--- Data rows ---

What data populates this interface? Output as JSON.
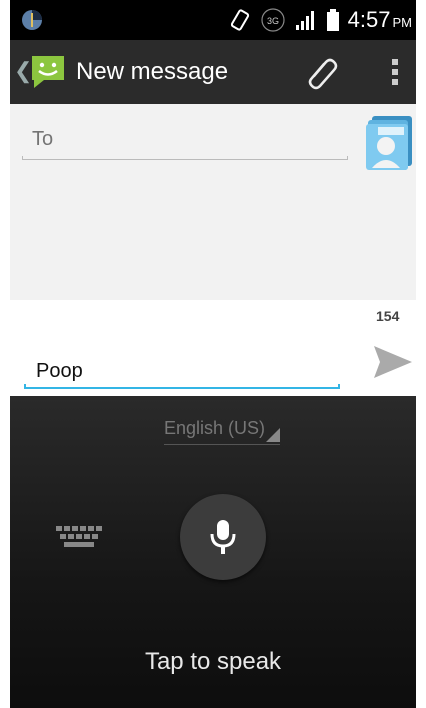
{
  "status_bar": {
    "time": "4:57",
    "ampm": "PM",
    "network": "3G"
  },
  "action_bar": {
    "title": "New message"
  },
  "recipient": {
    "placeholder": "To"
  },
  "message": {
    "char_count": "154",
    "value": "Poop"
  },
  "voice_input": {
    "language": "English (US)",
    "prompt": "Tap to speak"
  },
  "colors": {
    "accent": "#33b5e5",
    "app_icon": "#8cc63f"
  }
}
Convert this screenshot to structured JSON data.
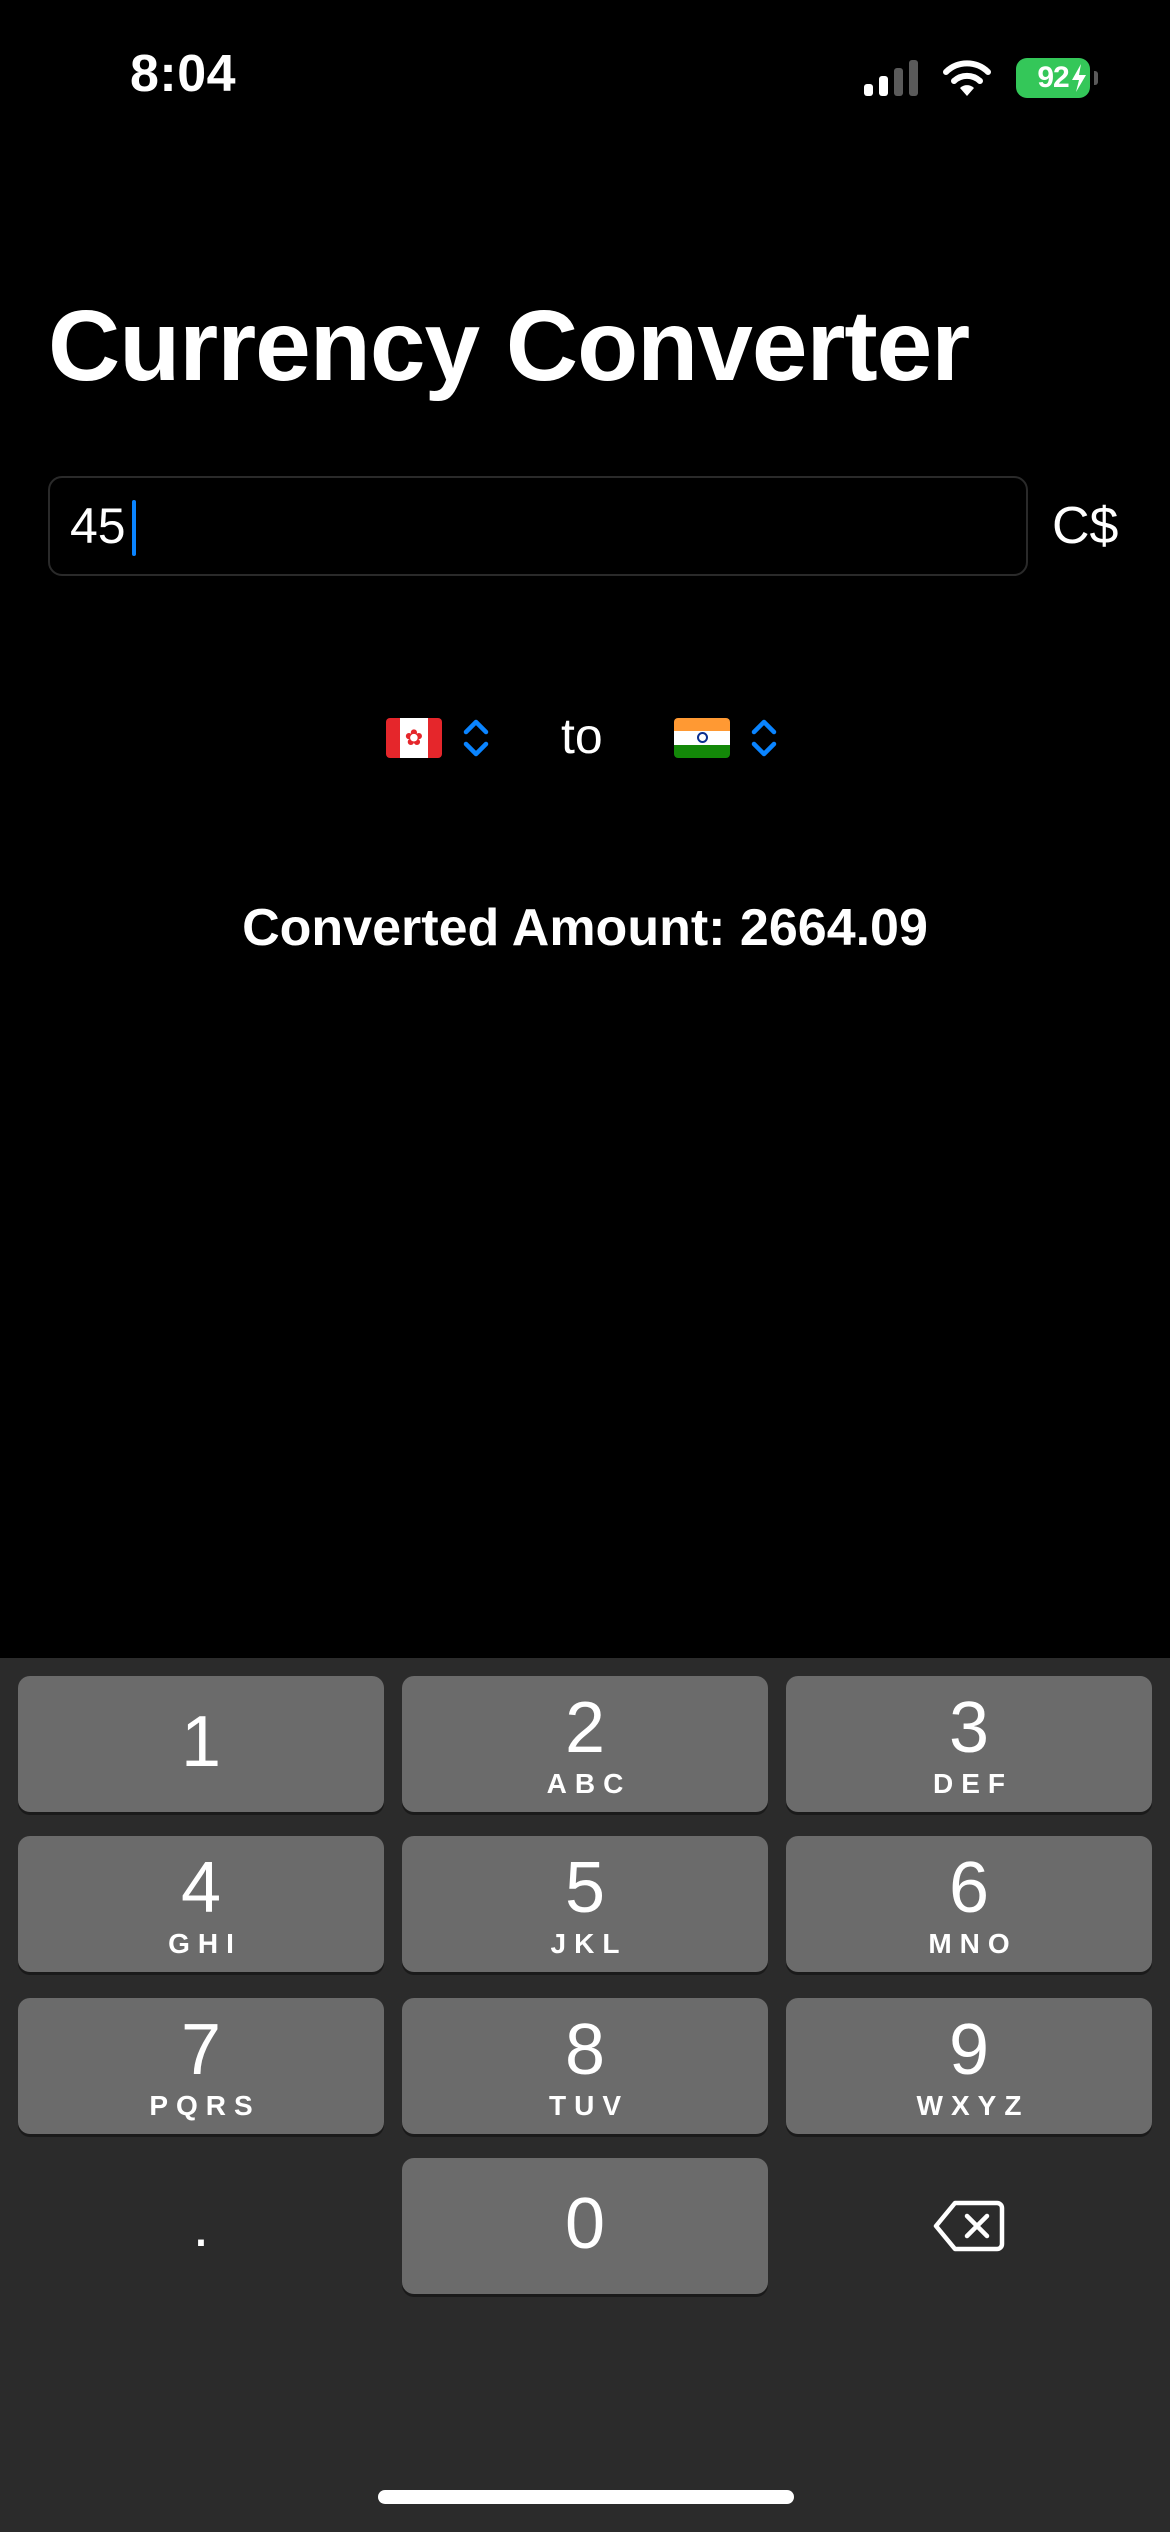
{
  "status_bar": {
    "time": "8:04",
    "battery_percent": "92",
    "signal_bars_active": 2,
    "signal_bars_total": 4
  },
  "title": "Currency Converter",
  "amount_input": {
    "value": "45",
    "currency_symbol": "C$"
  },
  "pickers": {
    "from_flag": "canada-flag-icon",
    "to_label": "to",
    "to_flag": "india-flag-icon",
    "chevron_icon": "chevron-up-down-icon"
  },
  "result_text": "Converted Amount: 2664.09",
  "keypad": {
    "keys": [
      {
        "digit": "1",
        "letters": ""
      },
      {
        "digit": "2",
        "letters": "ABC"
      },
      {
        "digit": "3",
        "letters": "DEF"
      },
      {
        "digit": "4",
        "letters": "GHI"
      },
      {
        "digit": "5",
        "letters": "JKL"
      },
      {
        "digit": "6",
        "letters": "MNO"
      },
      {
        "digit": "7",
        "letters": "PQRS"
      },
      {
        "digit": "8",
        "letters": "TUV"
      },
      {
        "digit": "9",
        "letters": "WXYZ"
      },
      {
        "digit": "0",
        "letters": ""
      }
    ],
    "decimal": ".",
    "delete_icon": "delete-backspace-icon"
  },
  "colors": {
    "background": "#000000",
    "accent": "#0a84ff",
    "battery": "#34c759",
    "keypad_background": "#2b2b2b",
    "key": "#6b6b6b"
  }
}
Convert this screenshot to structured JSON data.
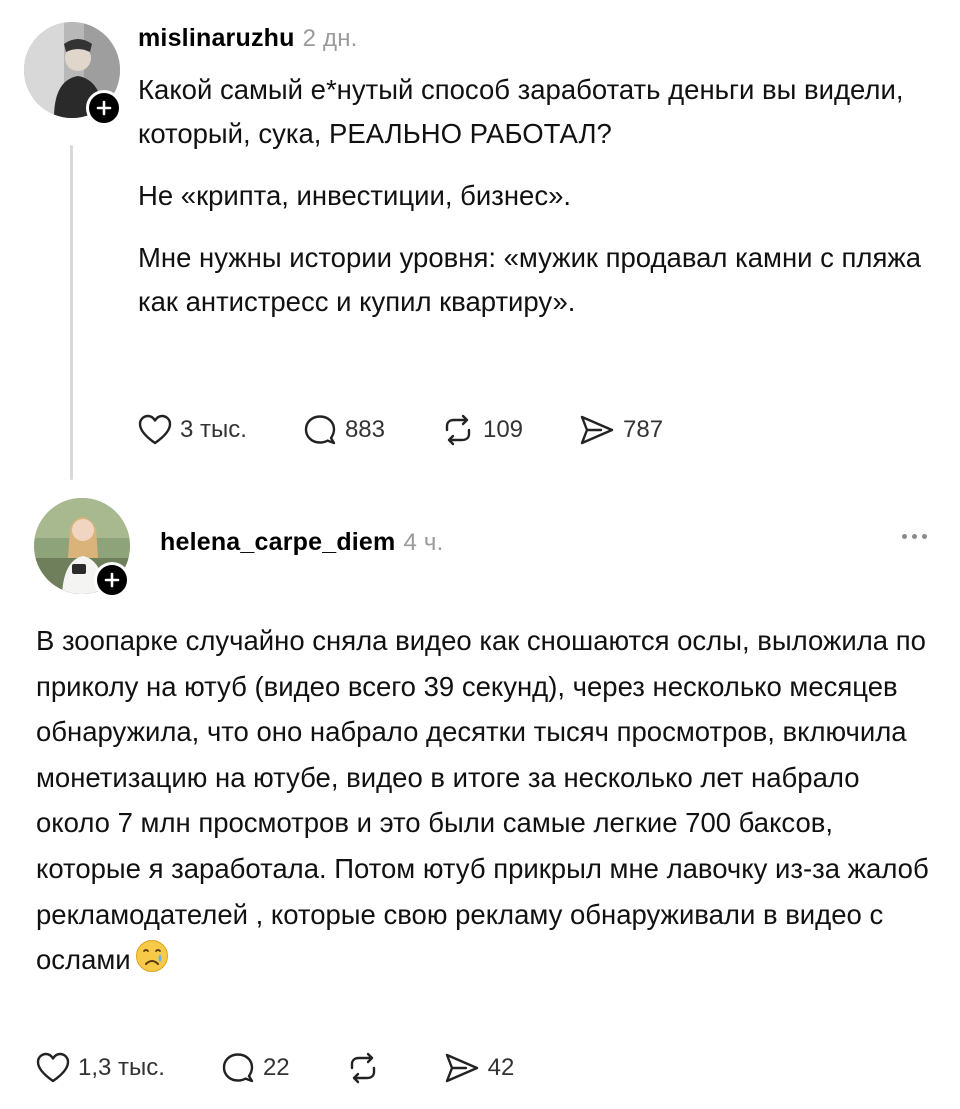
{
  "posts": [
    {
      "username": "mislinaruzhu",
      "time": "2 дн.",
      "paragraphs": [
        "Какой самый е*нутый способ заработать деньги вы видели, который, сука, РЕАЛЬНО РАБОТАЛ?",
        "Не «крипта, инвестиции, бизнес».",
        "Мне нужны истории уровня: «мужик продавал камни с пляжа как антистресс и купил квартиру»."
      ],
      "stats": {
        "likes": "3 тыс.",
        "comments": "883",
        "reposts": "109",
        "shares": "787"
      }
    },
    {
      "username": "helena_carpe_diem",
      "time": "4 ч.",
      "paragraphs": [
        "В зоопарке случайно сняла видео как сношаются ослы, выложила по приколу на ютуб (видео всего 39 секунд), через несколько месяцев обнаружила, что оно набрало десятки тысяч просмотров, включила монетизацию на ютубе, видео в итоге за несколько лет набрало около 7 млн просмотров и это были самые легкие 700 баксов, которые я заработала. Потом ютуб прикрыл мне лавочку из-за жалоб рекламодателей , которые свою рекламу обнаруживали в видео с ослами"
      ],
      "stats": {
        "likes": "1,3 тыс.",
        "comments": "22",
        "reposts": "",
        "shares": "42"
      }
    }
  ],
  "icons": {
    "like": "heart-icon",
    "comment": "comment-icon",
    "repost": "repost-icon",
    "share": "share-icon",
    "follow": "plus-icon",
    "more": "more-icon",
    "emoji": "crying-face-emoji"
  },
  "colors": {
    "text": "#111111",
    "muted": "#9a9a9a",
    "thread": "#d9d9d9"
  }
}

---

• _What you are asked to do_: Keep the pictures out of the copy and write out the data exactly as it stands.

• _Solution_:
What data populates this interface? Output as JSON.
{
  "status_bar": {
    "time": "4:57",
    "ampm": "PM",
    "network": "3G"
  },
  "action_bar": {
    "title": "New message"
  },
  "recipient": {
    "placeholder": "To"
  },
  "message": {
    "char_count": "154",
    "value": "Poop"
  },
  "voice_input": {
    "language": "English (US)",
    "prompt": "Tap to speak"
  },
  "colors": {
    "accent": "#33b5e5",
    "app_icon": "#8cc63f"
  }
}
Convert this screenshot to structured JSON data.
{
  "status_bar": {
    "time": "8:04",
    "battery_percent": "92",
    "signal_bars_active": 2,
    "signal_bars_total": 4
  },
  "title": "Currency Converter",
  "amount_input": {
    "value": "45",
    "currency_symbol": "C$"
  },
  "pickers": {
    "from_flag": "canada-flag-icon",
    "to_label": "to",
    "to_flag": "india-flag-icon",
    "chevron_icon": "chevron-up-down-icon"
  },
  "result_text": "Converted Amount: 2664.09",
  "keypad": {
    "keys": [
      {
        "digit": "1",
        "letters": ""
      },
      {
        "digit": "2",
        "letters": "ABC"
      },
      {
        "digit": "3",
        "letters": "DEF"
      },
      {
        "digit": "4",
        "letters": "GHI"
      },
      {
        "digit": "5",
        "letters": "JKL"
      },
      {
        "digit": "6",
        "letters": "MNO"
      },
      {
        "digit": "7",
        "letters": "PQRS"
      },
      {
        "digit": "8",
        "letters": "TUV"
      },
      {
        "digit": "9",
        "letters": "WXYZ"
      },
      {
        "digit": "0",
        "letters": ""
      }
    ],
    "decimal": ".",
    "delete_icon": "delete-backspace-icon"
  },
  "colors": {
    "background": "#000000",
    "accent": "#0a84ff",
    "battery": "#34c759",
    "keypad_background": "#2b2b2b",
    "key": "#6b6b6b"
  }
}
Convert this screenshot to structured JSON data.
{
  "posts": [
    {
      "username": "mislinaruzhu",
      "time": "2 дн.",
      "paragraphs": [
        "Какой самый е*нутый способ заработать деньги вы видели, который, сука, РЕАЛЬНО РАБОТАЛ?",
        "Не «крипта, инвестиции, бизнес».",
        "Мне нужны истории уровня: «мужик продавал камни с пляжа как антистресс и купил квартиру»."
      ],
      "stats": {
        "likes": "3 тыс.",
        "comments": "883",
        "reposts": "109",
        "shares": "787"
      }
    },
    {
      "username": "helena_carpe_diem",
      "time": "4 ч.",
      "paragraphs": [
        "В зоопарке случайно сняла видео как сношаются ослы, выложила по приколу на ютуб (видео всего 39 секунд), через несколько месяцев обнаружила, что оно набрало десятки тысяч просмотров, включила монетизацию на ютубе, видео в итоге за несколько лет набрало около 7 млн просмотров и это были самые легкие 700 баксов, которые я заработала. Потом ютуб прикрыл мне лавочку из-за жалоб рекламодателей , которые свою рекламу обнаруживали в видео с ослами"
      ],
      "stats": {
        "likes": "1,3 тыс.",
        "comments": "22",
        "reposts": "",
        "shares": "42"
      }
    }
  ],
  "icons": {
    "like": "heart-icon",
    "comment": "comment-icon",
    "repost": "repost-icon",
    "share": "share-icon",
    "follow": "plus-icon",
    "more": "more-icon",
    "emoji": "crying-face-emoji"
  },
  "colors": {
    "text": "#111111",
    "muted": "#9a9a9a",
    "thread": "#d9d9d9"
  }
}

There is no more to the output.